Exercise aim> Copy each line below exactly and leave the pictures out.

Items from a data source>
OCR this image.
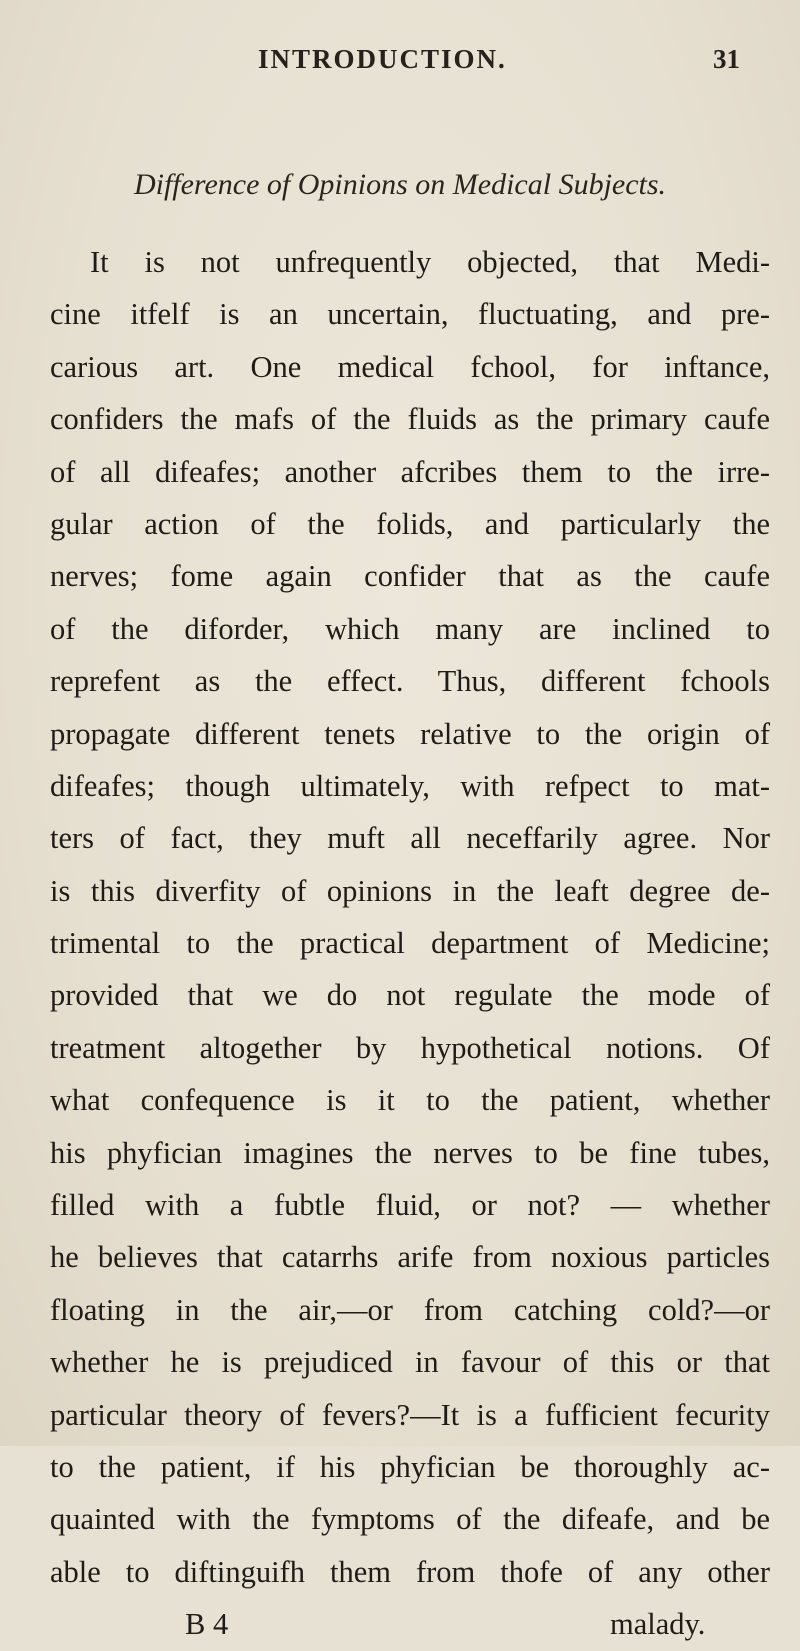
INTRODUCTION.	31
Difference of Opinions on Medical Subjects.
It is not unfrequently objected, that Medi-
cine itfelf is an uncertain, fluctuating, and pre-
carious art. One medical fchool, for inftance,
confiders the mafs of the fluids as the primary caufe
of all difeafes; another afcribes them to the irre-
gular action of the folids, and particularly the
nerves; fome again confider that as the caufe
of the diforder, which many are inclined to
reprefent as the effect. Thus, different fchools
propagate different tenets relative to the origin of
difeafes; though ultimately, with refpect to mat-
ters of fact, they muft all neceffarily agree. Nor
is this diverfity of opinions in the leaft degree de-
trimental to the practical department of Medicine;
provided that we do not regulate the mode of
treatment altogether by hypothetical notions. Of
what confequence is it to the patient, whether
his phyfician imagines the nerves to be fine tubes,
filled with a fubtle fluid, or not? — whether
he believes that catarrhs arife from noxious particles
floating in the air,—or from catching cold?—or
whether he is prejudiced in favour of this or that
particular theory of fevers?—It is a fufficient fecurity
to the patient, if his phyfician be thoroughly ac-
quainted with the fymptoms of the difeafe, and be
able to diftinguifh them from thofe of any other
B 4	malady.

Result of the exercise>
OCR this image.
INTRODUCTION.	31
Difference of Opinions on Medical Subjects.
It is not unfrequently objected, that Medi-
cine itfelf is an uncertain, fluctuating, and pre-
carious art. One medical fchool, for inftance,
confiders the mafs of the fluids as the primary caufe
of all difeafes; another afcribes them to the irre-
gular action of the folids, and particularly the
nerves; fome again confider that as the caufe
of the diforder, which many are inclined to
reprefent as the effect. Thus, different fchools
propagate different tenets relative to the origin of
difeafes; though ultimately, with refpect to mat-
ters of fact, they muft all neceffarily agree. Nor
is this diverfity of opinions in the leaft degree de-
trimental to the practical department of Medicine;
provided that we do not regulate the mode of
treatment altogether by hypothetical notions. Of
what confequence is it to the patient, whether
his phyfician imagines the nerves to be fine tubes,
filled with a fubtle fluid, or not? — whether
he believes that catarrhs arife from noxious particles
floating in the air,—or from catching cold?—or
whether he is prejudiced in favour of this or that
particular theory of fevers?—It is a fufficient fecurity
to the patient, if his phyfician be thoroughly ac-
quainted with the fymptoms of the difeafe, and be
able to diftinguifh them from thofe of any other
B 4	malady.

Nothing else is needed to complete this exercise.